-- Your instructions --
Omit the pictures and output every entry below exactly as written.

[start of Data lines]

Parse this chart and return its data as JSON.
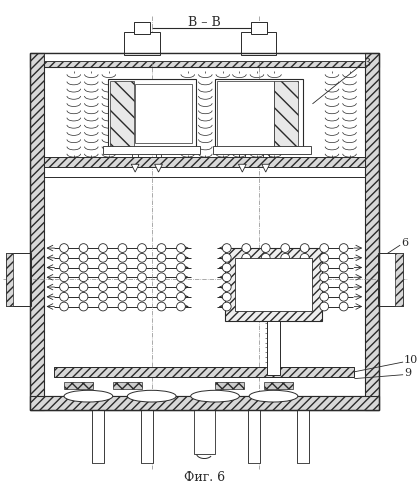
{
  "title": "В–В",
  "fig_label": "Фиг. 6",
  "bg_color": "#ffffff",
  "line_color": "#2a2a2a",
  "figsize": [
    4.19,
    5.0
  ],
  "dpi": 100
}
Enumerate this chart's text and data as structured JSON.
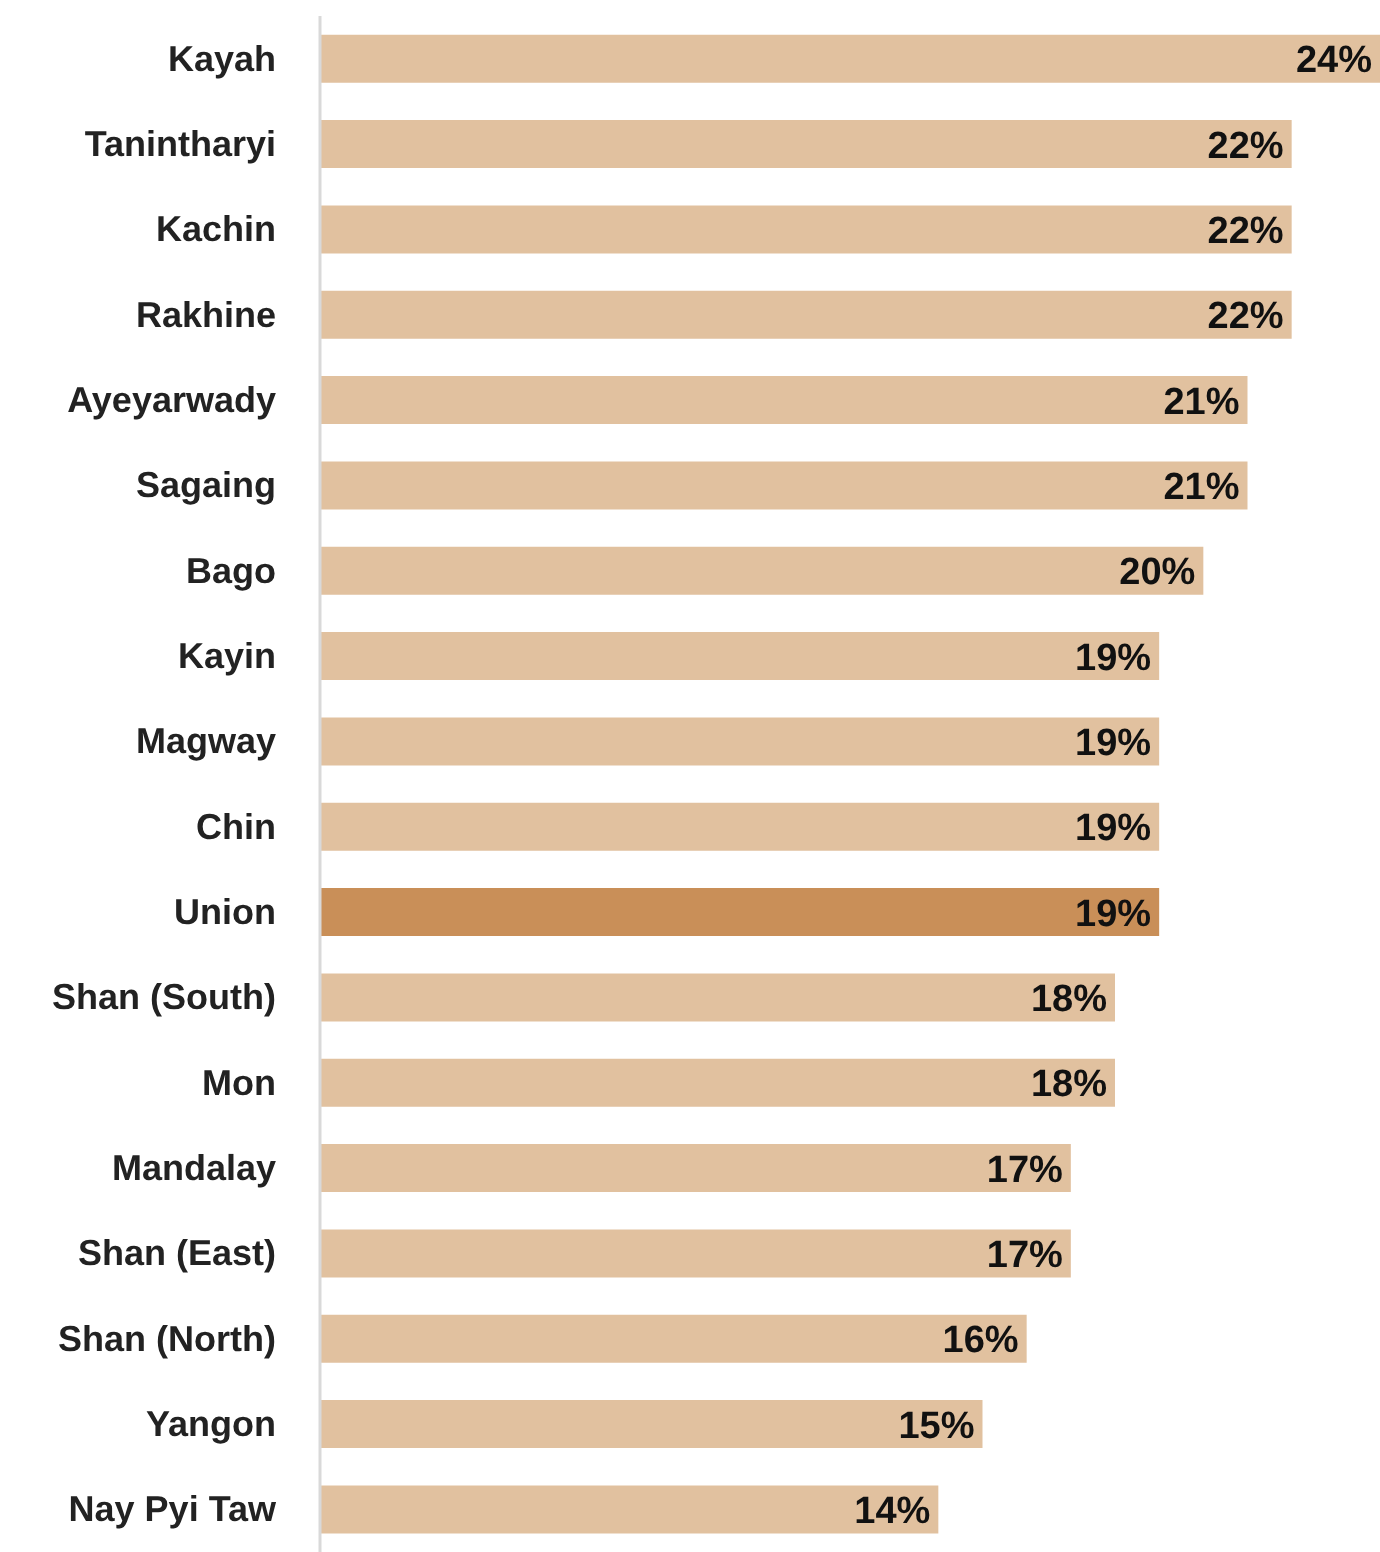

[end of Data lines]

-- Solution to the exercise --
Parse this chart and return its data as JSON.
{
  "title": "В–В",
  "fig_label": "Фиг. 6",
  "bg_color": "#ffffff",
  "line_color": "#2a2a2a",
  "figsize": [
    4.19,
    5.0
  ],
  "dpi": 100
}
Enumerate this chart's text and data as structured JSON.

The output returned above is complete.